(Stored entries)
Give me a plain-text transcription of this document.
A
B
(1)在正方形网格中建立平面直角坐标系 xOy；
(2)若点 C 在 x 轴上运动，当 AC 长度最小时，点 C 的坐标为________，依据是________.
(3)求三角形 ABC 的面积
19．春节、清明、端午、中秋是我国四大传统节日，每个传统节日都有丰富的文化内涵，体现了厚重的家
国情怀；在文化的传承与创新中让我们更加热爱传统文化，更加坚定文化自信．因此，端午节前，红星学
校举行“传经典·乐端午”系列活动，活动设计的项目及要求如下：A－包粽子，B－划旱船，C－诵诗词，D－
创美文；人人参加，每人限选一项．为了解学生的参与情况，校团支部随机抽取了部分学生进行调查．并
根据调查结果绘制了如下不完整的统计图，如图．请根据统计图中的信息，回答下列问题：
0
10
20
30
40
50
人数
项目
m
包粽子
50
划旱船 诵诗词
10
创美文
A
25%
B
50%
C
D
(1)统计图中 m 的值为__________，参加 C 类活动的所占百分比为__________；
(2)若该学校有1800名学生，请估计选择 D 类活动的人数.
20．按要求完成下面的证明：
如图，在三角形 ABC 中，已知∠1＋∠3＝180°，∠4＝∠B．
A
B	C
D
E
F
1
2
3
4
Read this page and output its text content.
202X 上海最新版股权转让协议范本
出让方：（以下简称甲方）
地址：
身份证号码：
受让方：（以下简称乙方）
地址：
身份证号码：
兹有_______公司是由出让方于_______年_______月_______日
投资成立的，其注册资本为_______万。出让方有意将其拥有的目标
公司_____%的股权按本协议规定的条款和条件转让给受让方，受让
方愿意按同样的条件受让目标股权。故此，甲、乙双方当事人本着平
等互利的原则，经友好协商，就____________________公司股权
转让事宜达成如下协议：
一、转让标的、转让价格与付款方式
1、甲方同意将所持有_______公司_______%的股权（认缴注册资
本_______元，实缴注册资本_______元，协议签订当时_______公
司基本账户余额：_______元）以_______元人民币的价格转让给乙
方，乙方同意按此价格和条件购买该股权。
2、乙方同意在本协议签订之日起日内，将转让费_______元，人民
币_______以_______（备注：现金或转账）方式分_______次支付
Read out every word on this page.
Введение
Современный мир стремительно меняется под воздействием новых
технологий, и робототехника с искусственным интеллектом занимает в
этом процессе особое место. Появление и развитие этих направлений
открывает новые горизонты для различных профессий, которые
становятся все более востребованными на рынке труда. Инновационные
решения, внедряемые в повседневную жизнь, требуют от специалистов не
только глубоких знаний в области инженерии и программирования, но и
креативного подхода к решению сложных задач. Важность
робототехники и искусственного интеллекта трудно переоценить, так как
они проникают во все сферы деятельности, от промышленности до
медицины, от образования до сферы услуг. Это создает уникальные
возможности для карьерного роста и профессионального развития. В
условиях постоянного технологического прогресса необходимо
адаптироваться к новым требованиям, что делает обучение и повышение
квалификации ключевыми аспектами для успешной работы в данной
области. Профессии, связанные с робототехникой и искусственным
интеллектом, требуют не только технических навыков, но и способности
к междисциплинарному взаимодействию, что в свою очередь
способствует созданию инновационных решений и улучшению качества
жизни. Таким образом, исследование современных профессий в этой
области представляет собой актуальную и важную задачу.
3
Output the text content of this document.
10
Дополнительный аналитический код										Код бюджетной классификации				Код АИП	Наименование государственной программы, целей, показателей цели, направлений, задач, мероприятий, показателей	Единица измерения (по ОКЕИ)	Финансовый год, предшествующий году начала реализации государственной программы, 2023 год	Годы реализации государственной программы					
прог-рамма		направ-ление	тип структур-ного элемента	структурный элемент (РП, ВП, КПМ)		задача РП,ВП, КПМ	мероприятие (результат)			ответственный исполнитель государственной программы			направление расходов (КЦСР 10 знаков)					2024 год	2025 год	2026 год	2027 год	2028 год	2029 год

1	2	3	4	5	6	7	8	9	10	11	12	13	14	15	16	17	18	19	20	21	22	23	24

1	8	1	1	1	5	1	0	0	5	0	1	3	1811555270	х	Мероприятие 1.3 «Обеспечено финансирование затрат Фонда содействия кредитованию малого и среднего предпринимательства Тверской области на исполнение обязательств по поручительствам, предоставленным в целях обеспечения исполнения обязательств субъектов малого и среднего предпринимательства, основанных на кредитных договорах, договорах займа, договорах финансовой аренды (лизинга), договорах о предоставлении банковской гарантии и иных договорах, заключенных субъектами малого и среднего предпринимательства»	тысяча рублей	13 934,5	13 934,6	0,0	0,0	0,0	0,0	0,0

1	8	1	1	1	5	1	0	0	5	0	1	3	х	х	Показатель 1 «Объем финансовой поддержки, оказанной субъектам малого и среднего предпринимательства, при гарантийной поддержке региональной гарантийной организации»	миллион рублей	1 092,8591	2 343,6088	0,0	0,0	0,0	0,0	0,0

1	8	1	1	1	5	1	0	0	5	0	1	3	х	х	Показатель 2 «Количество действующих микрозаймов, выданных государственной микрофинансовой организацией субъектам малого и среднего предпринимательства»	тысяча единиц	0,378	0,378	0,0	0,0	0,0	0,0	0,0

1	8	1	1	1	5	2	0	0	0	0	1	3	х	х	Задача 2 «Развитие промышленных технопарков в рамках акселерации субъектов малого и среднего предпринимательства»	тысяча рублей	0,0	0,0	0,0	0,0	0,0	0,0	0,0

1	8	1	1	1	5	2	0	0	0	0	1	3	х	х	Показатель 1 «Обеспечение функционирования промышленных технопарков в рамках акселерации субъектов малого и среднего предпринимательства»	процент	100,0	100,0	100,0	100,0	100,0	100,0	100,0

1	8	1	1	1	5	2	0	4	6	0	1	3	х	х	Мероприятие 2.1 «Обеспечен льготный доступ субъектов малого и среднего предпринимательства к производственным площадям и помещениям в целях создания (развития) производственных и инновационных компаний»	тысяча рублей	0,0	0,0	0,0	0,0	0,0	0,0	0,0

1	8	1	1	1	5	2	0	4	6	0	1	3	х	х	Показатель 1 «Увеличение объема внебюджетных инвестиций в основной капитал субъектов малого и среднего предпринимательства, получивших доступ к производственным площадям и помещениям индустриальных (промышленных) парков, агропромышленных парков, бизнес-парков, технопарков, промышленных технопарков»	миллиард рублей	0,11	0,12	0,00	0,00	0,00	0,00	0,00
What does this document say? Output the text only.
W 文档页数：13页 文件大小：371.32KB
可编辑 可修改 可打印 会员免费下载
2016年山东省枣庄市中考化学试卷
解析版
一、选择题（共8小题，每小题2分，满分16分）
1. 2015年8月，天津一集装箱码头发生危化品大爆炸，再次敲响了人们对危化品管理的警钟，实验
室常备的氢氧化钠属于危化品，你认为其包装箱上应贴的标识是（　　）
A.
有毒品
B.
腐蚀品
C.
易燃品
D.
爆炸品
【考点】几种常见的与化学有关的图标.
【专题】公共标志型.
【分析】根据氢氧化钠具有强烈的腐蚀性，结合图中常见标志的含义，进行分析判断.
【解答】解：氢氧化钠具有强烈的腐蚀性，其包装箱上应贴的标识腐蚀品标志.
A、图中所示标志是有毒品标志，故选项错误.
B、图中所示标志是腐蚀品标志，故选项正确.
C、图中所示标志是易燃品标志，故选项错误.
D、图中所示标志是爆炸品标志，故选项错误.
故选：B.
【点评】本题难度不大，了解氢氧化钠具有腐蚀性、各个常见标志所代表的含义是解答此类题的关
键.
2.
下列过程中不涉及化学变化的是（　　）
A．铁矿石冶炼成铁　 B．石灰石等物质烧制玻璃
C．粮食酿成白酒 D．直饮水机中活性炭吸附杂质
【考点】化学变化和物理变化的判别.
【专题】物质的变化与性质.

• Aim
Gather every line from the entries above where the word "профессий" appears, and copy them.

• Solution to the problem
открывает новые горизонты для различных профессий, которые
жизни. Таким образом, исследование современных профессий в этой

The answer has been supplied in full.